▸ **Required work**
Reproduce the data below in full and exclude every picture.

▸ **The records**

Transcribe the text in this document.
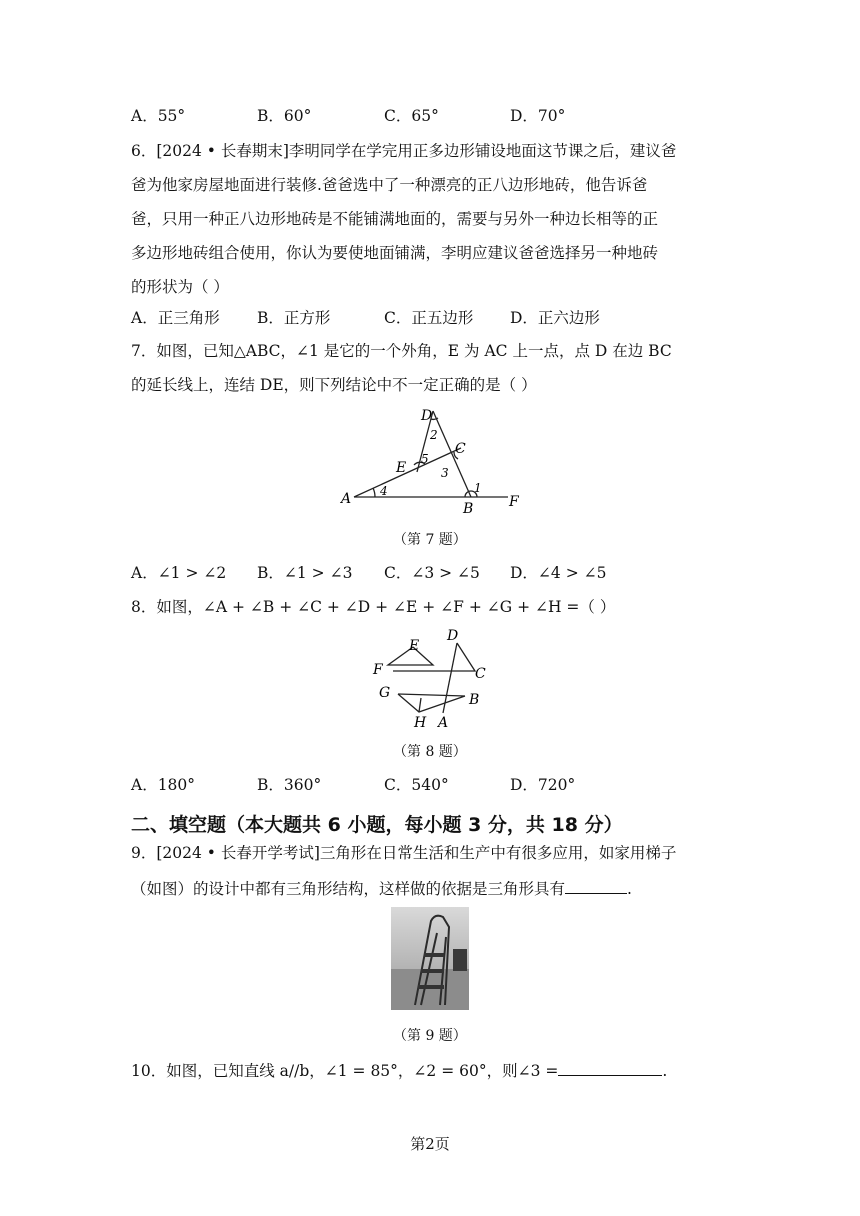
A．55°	B．60°	C．65°	D．70°
6．[2024 • 长春期末]李明同学在学完用正多边形铺设地面这节课之后，建议爸
爸为他家房屋地面进行装修.爸爸选中了一种漂亮的正八边形地砖，他告诉爸
爸，只用一种正八边形地砖是不能铺满地面的，需要与另外一种边长相等的正
多边形地砖组合使用，你认为要使地面铺满，李明应建议爸爸选择另一种地砖
的形状为（ ）
A．正三角形 B．正方形	C．正五边形 D．正六边形
7．如图，已知△ABC，∠1 是它的一个外角，E 为 AC 上一点，点 D 在边 BC
的延长线上，连结 DE，则下列结论中不一定正确的是（ ）
D
C
E
A
B	F
1
2
3
4
5
（第 7 题）
A．∠1 > ∠2 B．∠1 > ∠3 C．∠3 > ∠5 D．∠4 > ∠5
8．如图，∠A + ∠B + ∠C + ∠D + ∠E + ∠F + ∠G + ∠H =（ ）
E
D
F	C
G	B
H A
（第 8 题）
A．180°	B．360°	C．540°	D．720°
二、填空题（本大题共 6 小题，每小题 3 分，共 18 分）
9．[2024 • 长春开学考试]三角形在日常生活和生产中有很多应用，如家用梯子
（如图）的设计中都有三角形结构，这样做的依据是三角形具有	.
（第 9 题）
10．如图，已知直线 a//b，∠1 = 85°，∠2 = 60°，则∠3 =	.
第2页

▸ **Solution**
Transcribe the text in this document.
A．55°	B．60°	C．65°	D．70°
6．[2024 • 长春期末]李明同学在学完用正多边形铺设地面这节课之后，建议爸
爸为他家房屋地面进行装修.爸爸选中了一种漂亮的正八边形地砖，他告诉爸
爸，只用一种正八边形地砖是不能铺满地面的，需要与另外一种边长相等的正
多边形地砖组合使用，你认为要使地面铺满，李明应建议爸爸选择另一种地砖
的形状为（ ）
A．正三角形 B．正方形	C．正五边形 D．正六边形
7．如图，已知△ABC，∠1 是它的一个外角，E 为 AC 上一点，点 D 在边 BC
的延长线上，连结 DE，则下列结论中不一定正确的是（ ）
D
C
E
A
B	F
1
2
3
4
5
（第 7 题）
A．∠1 > ∠2 B．∠1 > ∠3 C．∠3 > ∠5 D．∠4 > ∠5
8．如图，∠A + ∠B + ∠C + ∠D + ∠E + ∠F + ∠G + ∠H =（ ）
E
D
F	C
G	B
H A
（第 8 题）
A．180°	B．360°	C．540°	D．720°
二、填空题（本大题共 6 小题，每小题 3 分，共 18 分）
9．[2024 • 长春开学考试]三角形在日常生活和生产中有很多应用，如家用梯子
（如图）的设计中都有三角形结构，这样做的依据是三角形具有	.
（第 9 题）
10．如图，已知直线 a//b，∠1 = 85°，∠2 = 60°，则∠3 =	.
第2页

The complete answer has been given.